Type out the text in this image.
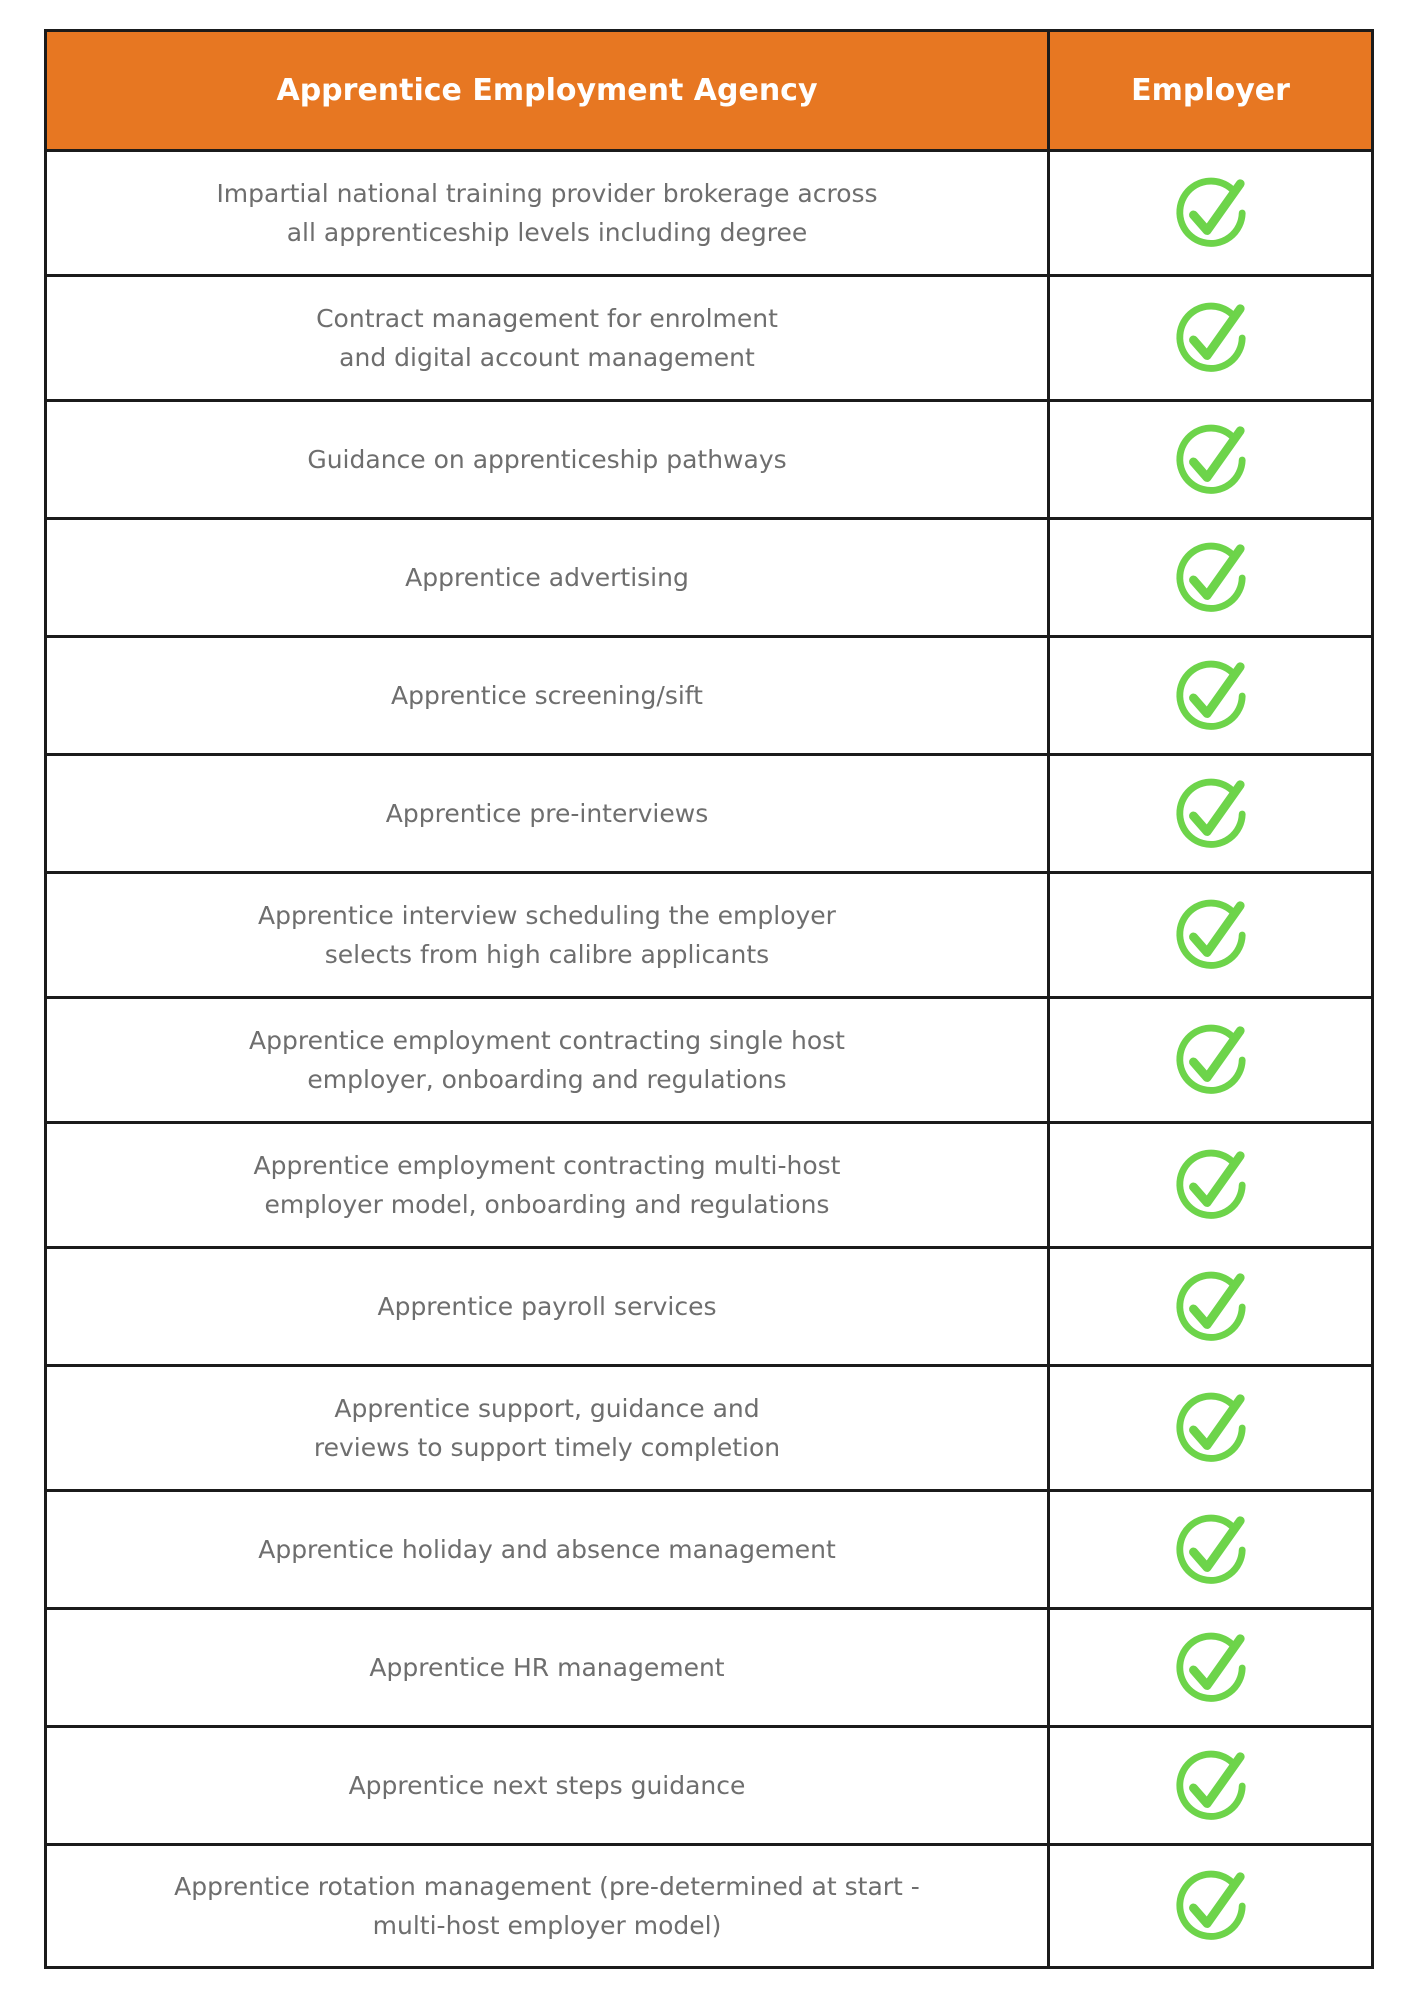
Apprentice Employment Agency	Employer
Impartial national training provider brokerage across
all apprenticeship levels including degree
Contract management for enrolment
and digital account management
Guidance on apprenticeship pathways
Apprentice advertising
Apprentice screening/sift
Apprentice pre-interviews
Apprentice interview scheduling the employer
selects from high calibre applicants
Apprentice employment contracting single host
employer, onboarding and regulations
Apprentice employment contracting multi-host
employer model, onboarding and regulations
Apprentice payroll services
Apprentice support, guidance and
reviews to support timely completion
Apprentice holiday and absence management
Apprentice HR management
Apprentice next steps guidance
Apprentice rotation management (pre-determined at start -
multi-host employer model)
^^^^^^^^^^^^^^^^
AIM OF THE EXERCISE: Copy every record above exactly, leaving out the pictures.

FINAL ANSWER:
Type out the text in this image.
Apprentice Employment Agency	Employer
Impartial national training provider brokerage across
all apprenticeship levels including degree
Contract management for enrolment
and digital account management
Guidance on apprenticeship pathways
Apprentice advertising
Apprentice screening/sift
Apprentice pre-interviews
Apprentice interview scheduling the employer
selects from high calibre applicants
Apprentice employment contracting single host
employer, onboarding and regulations
Apprentice employment contracting multi-host
employer model, onboarding and regulations
Apprentice payroll services
Apprentice support, guidance and
reviews to support timely completion
Apprentice holiday and absence management
Apprentice HR management
Apprentice next steps guidance
Apprentice rotation management (pre-determined at start -
multi-host employer model)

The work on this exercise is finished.